* START *
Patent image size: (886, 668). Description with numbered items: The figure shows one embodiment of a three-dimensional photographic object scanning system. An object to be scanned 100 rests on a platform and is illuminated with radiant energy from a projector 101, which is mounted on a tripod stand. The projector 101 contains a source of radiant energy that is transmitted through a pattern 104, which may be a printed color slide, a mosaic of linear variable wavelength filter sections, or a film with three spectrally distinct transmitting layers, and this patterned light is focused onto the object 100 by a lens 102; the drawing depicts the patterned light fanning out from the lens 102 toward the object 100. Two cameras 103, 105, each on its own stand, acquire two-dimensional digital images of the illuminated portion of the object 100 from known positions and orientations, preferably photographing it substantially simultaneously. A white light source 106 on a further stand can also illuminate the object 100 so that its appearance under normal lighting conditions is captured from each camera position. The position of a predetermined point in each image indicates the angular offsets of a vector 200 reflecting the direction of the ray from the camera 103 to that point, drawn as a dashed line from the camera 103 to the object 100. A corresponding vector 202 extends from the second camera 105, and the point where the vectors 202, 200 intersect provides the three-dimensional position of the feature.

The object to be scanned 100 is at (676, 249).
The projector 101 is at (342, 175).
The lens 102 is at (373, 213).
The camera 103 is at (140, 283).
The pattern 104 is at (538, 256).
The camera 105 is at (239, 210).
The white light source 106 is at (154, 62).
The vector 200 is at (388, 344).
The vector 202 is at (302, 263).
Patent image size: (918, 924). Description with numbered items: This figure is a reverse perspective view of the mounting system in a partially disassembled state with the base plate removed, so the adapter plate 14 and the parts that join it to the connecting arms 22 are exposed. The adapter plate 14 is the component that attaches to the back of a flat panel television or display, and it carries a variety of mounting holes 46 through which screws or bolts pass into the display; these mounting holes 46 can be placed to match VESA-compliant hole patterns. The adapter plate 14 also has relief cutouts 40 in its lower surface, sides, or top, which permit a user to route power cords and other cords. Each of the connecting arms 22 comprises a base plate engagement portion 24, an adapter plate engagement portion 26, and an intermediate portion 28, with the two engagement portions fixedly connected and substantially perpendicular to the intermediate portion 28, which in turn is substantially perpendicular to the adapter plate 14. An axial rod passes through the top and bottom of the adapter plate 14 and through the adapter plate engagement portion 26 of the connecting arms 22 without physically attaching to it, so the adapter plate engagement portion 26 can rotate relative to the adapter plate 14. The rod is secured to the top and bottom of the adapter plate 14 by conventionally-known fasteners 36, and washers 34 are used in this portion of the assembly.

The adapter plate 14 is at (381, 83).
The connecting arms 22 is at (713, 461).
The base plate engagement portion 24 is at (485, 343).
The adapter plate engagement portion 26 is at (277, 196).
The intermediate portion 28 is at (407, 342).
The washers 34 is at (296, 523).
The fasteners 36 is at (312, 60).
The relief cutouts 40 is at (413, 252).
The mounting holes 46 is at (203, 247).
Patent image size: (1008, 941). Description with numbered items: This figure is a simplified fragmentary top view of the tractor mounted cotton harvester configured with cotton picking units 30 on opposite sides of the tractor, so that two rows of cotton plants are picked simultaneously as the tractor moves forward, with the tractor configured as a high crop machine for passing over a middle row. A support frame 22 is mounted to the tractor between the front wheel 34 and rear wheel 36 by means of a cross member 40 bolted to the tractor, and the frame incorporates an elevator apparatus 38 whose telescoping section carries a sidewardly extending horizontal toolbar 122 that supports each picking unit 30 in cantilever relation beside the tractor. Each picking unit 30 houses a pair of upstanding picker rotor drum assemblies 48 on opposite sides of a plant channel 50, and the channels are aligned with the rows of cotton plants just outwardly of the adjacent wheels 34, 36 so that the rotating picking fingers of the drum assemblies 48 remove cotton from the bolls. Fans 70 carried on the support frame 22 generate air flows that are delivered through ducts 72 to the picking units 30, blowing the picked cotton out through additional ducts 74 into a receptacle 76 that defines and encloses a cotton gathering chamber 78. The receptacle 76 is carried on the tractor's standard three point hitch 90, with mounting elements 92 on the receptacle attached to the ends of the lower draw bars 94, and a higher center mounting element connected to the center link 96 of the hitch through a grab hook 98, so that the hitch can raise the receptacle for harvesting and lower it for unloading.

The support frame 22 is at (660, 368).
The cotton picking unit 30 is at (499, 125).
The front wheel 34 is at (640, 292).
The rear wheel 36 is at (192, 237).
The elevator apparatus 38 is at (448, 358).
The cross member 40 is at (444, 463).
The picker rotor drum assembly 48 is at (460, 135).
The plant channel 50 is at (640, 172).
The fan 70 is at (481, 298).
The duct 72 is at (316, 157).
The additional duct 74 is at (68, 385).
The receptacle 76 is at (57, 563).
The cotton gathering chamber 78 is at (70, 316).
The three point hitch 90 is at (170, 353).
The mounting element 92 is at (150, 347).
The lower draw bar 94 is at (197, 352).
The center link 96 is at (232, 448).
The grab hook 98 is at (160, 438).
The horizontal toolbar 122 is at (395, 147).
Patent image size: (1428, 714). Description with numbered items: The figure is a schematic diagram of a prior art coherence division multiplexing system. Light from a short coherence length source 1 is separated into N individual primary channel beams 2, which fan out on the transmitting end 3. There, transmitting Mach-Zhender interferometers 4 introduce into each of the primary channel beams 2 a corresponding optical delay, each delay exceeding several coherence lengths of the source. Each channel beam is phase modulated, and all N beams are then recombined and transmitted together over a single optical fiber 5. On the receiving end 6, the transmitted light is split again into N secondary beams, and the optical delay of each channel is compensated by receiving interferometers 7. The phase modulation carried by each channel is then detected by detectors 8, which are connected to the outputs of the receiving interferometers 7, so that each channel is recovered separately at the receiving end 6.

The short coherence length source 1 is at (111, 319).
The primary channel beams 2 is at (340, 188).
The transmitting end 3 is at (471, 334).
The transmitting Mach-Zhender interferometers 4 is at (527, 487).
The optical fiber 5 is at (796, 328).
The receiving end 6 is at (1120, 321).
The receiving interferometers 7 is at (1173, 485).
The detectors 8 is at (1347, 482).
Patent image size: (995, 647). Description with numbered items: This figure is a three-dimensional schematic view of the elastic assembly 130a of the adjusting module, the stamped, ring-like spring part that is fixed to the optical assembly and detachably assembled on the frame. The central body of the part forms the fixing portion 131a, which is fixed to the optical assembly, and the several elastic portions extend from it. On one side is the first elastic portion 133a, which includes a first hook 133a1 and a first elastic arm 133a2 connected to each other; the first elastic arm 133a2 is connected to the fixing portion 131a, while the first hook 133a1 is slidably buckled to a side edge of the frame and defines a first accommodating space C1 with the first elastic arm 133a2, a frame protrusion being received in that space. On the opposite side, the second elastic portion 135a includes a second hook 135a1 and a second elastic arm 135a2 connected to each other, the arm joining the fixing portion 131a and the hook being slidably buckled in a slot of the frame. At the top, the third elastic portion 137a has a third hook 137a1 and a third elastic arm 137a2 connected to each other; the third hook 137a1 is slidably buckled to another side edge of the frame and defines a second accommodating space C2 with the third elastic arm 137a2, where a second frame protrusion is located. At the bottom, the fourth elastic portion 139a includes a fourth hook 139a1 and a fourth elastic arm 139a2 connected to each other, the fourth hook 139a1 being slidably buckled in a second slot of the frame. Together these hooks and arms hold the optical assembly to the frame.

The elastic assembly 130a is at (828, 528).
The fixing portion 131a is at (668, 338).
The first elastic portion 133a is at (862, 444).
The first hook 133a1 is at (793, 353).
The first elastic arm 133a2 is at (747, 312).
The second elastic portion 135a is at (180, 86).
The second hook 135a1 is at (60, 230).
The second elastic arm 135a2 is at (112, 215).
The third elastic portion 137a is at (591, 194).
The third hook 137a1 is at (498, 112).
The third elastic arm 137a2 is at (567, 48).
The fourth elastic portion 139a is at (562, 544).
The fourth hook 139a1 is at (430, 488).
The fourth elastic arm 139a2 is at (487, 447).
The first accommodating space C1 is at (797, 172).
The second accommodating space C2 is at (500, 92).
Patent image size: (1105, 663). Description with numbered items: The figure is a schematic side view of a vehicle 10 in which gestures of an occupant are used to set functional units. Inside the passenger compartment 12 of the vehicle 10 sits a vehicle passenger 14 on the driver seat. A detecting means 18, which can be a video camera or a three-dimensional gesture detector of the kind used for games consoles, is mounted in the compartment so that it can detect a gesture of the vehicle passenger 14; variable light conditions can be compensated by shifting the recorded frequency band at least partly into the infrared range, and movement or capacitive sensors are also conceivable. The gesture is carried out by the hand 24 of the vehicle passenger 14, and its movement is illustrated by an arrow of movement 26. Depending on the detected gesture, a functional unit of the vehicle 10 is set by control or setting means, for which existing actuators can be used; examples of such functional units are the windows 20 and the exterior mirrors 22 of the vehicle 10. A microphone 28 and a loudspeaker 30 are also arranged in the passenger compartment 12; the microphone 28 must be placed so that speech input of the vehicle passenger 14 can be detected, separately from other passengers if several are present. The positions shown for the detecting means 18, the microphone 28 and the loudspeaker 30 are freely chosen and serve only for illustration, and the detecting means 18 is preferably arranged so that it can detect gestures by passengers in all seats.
* END *
Copy out the data from the line containing "Patent image size: (1008, 941)." through the line containing "The additional duct 74 is at (68, 385).", unchanged and with both of those lines included.

• [Written response]:
Patent image size: (1008, 941). Description with numbered items: This figure is a simplified fragmentary top view of the tractor mounted cotton harvester configured with cotton picking units 30 on opposite sides of the tractor, so that two rows of cotton plants are picked simultaneously as the tractor moves forward, with the tractor configured as a high crop machine for passing over a middle row. A support frame 22 is mounted to the tractor between the front wheel 34 and rear wheel 36 by means of a cross member 40 bolted to the tractor, and the frame incorporates an elevator apparatus 38 whose telescoping section carries a sidewardly extending horizontal toolbar 122 that supports each picking unit 30 in cantilever relation beside the tractor. Each picking unit 30 houses a pair of upstanding picker rotor drum assemblies 48 on opposite sides of a plant channel 50, and the channels are aligned with the rows of cotton plants just outwardly of the adjacent wheels 34, 36 so that the rotating picking fingers of the drum assemblies 48 remove cotton from the bolls. Fans 70 carried on the support frame 22 generate air flows that are delivered through ducts 72 to the picking units 30, blowing the picked cotton out through additional ducts 74 into a receptacle 76 that defines and encloses a cotton gathering chamber 78. The receptacle 76 is carried on the tractor's standard three point hitch 90, with mounting elements 92 on the receptacle attached to the ends of the lower draw bars 94, and a higher center mounting element connected to the center link 96 of the hitch through a grab hook 98, so that the hitch can raise the receptacle for harvesting and lower it for unloading.

The support frame 22 is at (660, 368).
The cotton picking unit 30 is at (499, 125).
The front wheel 34 is at (640, 292).
The rear wheel 36 is at (192, 237).
The elevator apparatus 38 is at (448, 358).
The cross member 40 is at (444, 463).
The picker rotor drum assembly 48 is at (460, 135).
The plant channel 50 is at (640, 172).
The fan 70 is at (481, 298).
The duct 72 is at (316, 157).
The additional duct 74 is at (68, 385).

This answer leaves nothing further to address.